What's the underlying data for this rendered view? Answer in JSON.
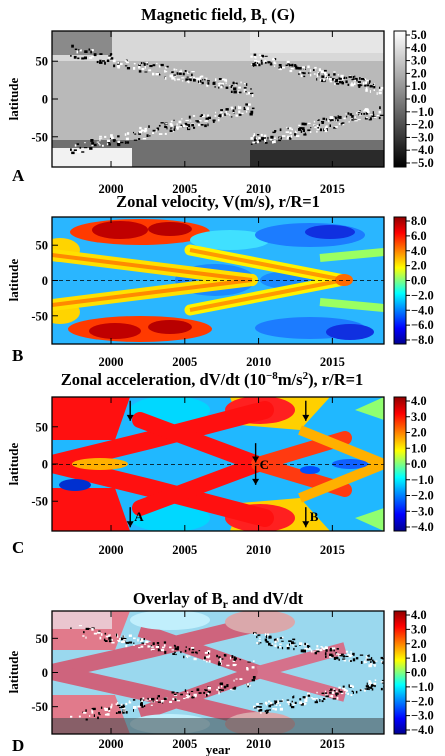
{
  "chart_data": [
    {
      "type": "heatmap",
      "panel_label": "A",
      "title": "Magnetic field, B_r (G)",
      "ylabel": "latitude",
      "xlabel": "",
      "xlim": [
        1996,
        2018.5
      ],
      "ylim": [
        -90,
        90
      ],
      "x_ticks": [
        2000,
        2005,
        2010,
        2015
      ],
      "y_ticks": [
        50,
        0,
        -50
      ],
      "colorbar": {
        "colormap": "grayscale",
        "range": [
          -5.0,
          5.0
        ],
        "ticks": [
          "5.0",
          "4.0",
          "3.0",
          "2.0",
          "1.0",
          "0.0",
          "−1.0",
          "−2.0",
          "−3.0",
          "−4.0",
          "−5.0"
        ]
      },
      "features": "butterfly diagram: low-latitude mixed-polarity sunspot bands migrating equatorward in cycles 23 and 24; polar fields reversing around 2000-2001 and 2013-2015"
    },
    {
      "type": "heatmap",
      "panel_label": "B",
      "title": "Zonal velocity, V(m/s), r/R=1",
      "ylabel": "latitude",
      "xlabel": "",
      "xlim": [
        1996,
        2018.5
      ],
      "ylim": [
        -90,
        90
      ],
      "x_ticks": [
        2000,
        2005,
        2010,
        2015
      ],
      "y_ticks": [
        50,
        0,
        -50
      ],
      "colorbar": {
        "colormap": "jet",
        "range": [
          -8.0,
          8.0
        ],
        "ticks": [
          "8.0",
          "6.0",
          "4.0",
          "2.0",
          "0.0",
          "−2.0",
          "−4.0",
          "−6.0",
          "−8.0"
        ]
      },
      "features": "torsional oscillation: fast (red) high-latitude branches around 2000-2005, equatorward-migrating branches from +-40 deg converging at the equator near 2015"
    },
    {
      "type": "heatmap",
      "panel_label": "C",
      "title": "Zonal acceleration, dV/dt (10^-8 m/s^2), r/R=1",
      "ylabel": "latitude",
      "xlabel": "",
      "xlim": [
        1996,
        2018.5
      ],
      "ylim": [
        -90,
        90
      ],
      "x_ticks": [
        2000,
        2005,
        2010,
        2015
      ],
      "y_ticks": [
        50,
        0,
        -50
      ],
      "colorbar": {
        "colormap": "jet",
        "range": [
          -4.0,
          4.0
        ],
        "ticks": [
          "4.0",
          "3.0",
          "2.0",
          "1.0",
          "0.0",
          "−1.0",
          "−2.0",
          "−3.0",
          "−4.0"
        ]
      },
      "annotations": [
        {
          "label": "A",
          "x": 2001.3,
          "lat": -70
        },
        {
          "label": "C",
          "x": 2009.8,
          "lat": 0
        },
        {
          "label": "B",
          "x": 2013.2,
          "lat": -70
        }
      ],
      "arrows": [
        {
          "x": 2001.3,
          "lat_from": 85,
          "lat_to": 58
        },
        {
          "x": 2001.3,
          "lat_from": -58,
          "lat_to": -85
        },
        {
          "x": 2009.8,
          "lat_from": 28,
          "lat_to": 2
        },
        {
          "x": 2009.8,
          "lat_from": -2,
          "lat_to": -28
        },
        {
          "x": 2013.2,
          "lat_from": 85,
          "lat_to": 58
        },
        {
          "x": 2013.2,
          "lat_from": -58,
          "lat_to": -85
        }
      ],
      "features": "alternating acceleration (red) / deceleration (blue) diagonal bands migrating poleward from mid-latitudes and equatorward toward the equator"
    },
    {
      "type": "heatmap",
      "panel_label": "D",
      "title": "Overlay of B_r and dV/dt",
      "ylabel": "latitude",
      "xlabel": "year",
      "xlim": [
        1996,
        2018.5
      ],
      "ylim": [
        -90,
        90
      ],
      "x_ticks": [
        2000,
        2005,
        2010,
        2015
      ],
      "y_ticks": [
        50,
        0,
        -50
      ],
      "colorbar": {
        "colormap": "jet",
        "range": [
          -4.0,
          4.0
        ],
        "ticks": [
          "4.0",
          "3.0",
          "2.0",
          "1.0",
          "0.0",
          "−1.0",
          "−2.0",
          "−3.0",
          "−4.0"
        ]
      },
      "features": "magnetic butterfly diagram overlaid on the zonal acceleration pattern"
    }
  ],
  "colors": {
    "jet": [
      "#00008f",
      "#0000ff",
      "#00a0ff",
      "#00ffff",
      "#80ff80",
      "#ffff00",
      "#ff9000",
      "#ff0000",
      "#8f0000"
    ],
    "gray": [
      "#000000",
      "#ffffff"
    ],
    "zero_line": "#000000"
  }
}
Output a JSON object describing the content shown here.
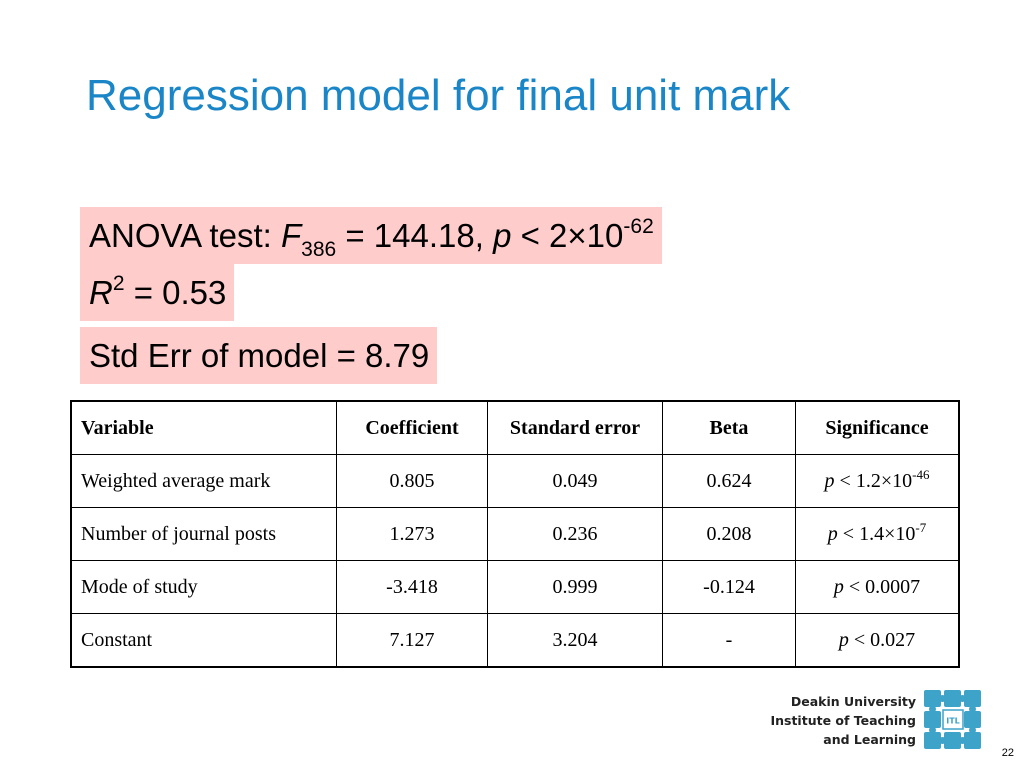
{
  "slide": {
    "title": "Regression model for final unit mark",
    "page_number": "22"
  },
  "stats": {
    "anova_label": "ANOVA test: ",
    "f_symbol": "F",
    "f_subscript": "386",
    "f_eq": " = 144.18, ",
    "p_symbol": "p",
    "p_rest": " < 2×10",
    "p_exponent": "-62",
    "r2_symbol": "R",
    "r2_exponent": "2",
    "r2_value": " = 0.53",
    "std_err": "Std Err of model = 8.79"
  },
  "table": {
    "headers": [
      "Variable",
      "Coefficient",
      "Standard error",
      "Beta",
      "Significance"
    ],
    "rows": [
      {
        "variable": "Weighted average mark",
        "coefficient": "0.805",
        "std_error": "0.049",
        "beta": "0.624",
        "sig_p": "p",
        "sig_rest": " < 1.2×10",
        "sig_exp": "-46"
      },
      {
        "variable": "Number of journal posts",
        "coefficient": "1.273",
        "std_error": "0.236",
        "beta": "0.208",
        "sig_p": "p",
        "sig_rest": " < 1.4×10",
        "sig_exp": "-7"
      },
      {
        "variable": "Mode of study",
        "coefficient": "-3.418",
        "std_error": "0.999",
        "beta": "-0.124",
        "sig_p": "p",
        "sig_rest": " < 0.0007",
        "sig_exp": ""
      },
      {
        "variable": "Constant",
        "coefficient": "7.127",
        "std_error": "3.204",
        "beta": "-",
        "sig_p": "p",
        "sig_rest": " < 0.027",
        "sig_exp": ""
      }
    ]
  },
  "logo": {
    "line1": "Deakin University",
    "line2": "Institute of Teaching",
    "line3": "and Learning",
    "badge_text": "ITL"
  },
  "colors": {
    "title": "#1a86c7",
    "highlight": "#ffcccc",
    "logo_puzzle": "#3ea3c9"
  }
}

What is required
Of all the lines in the entries, how many contain the word "model"? Give only the number.

Output of the exercise
2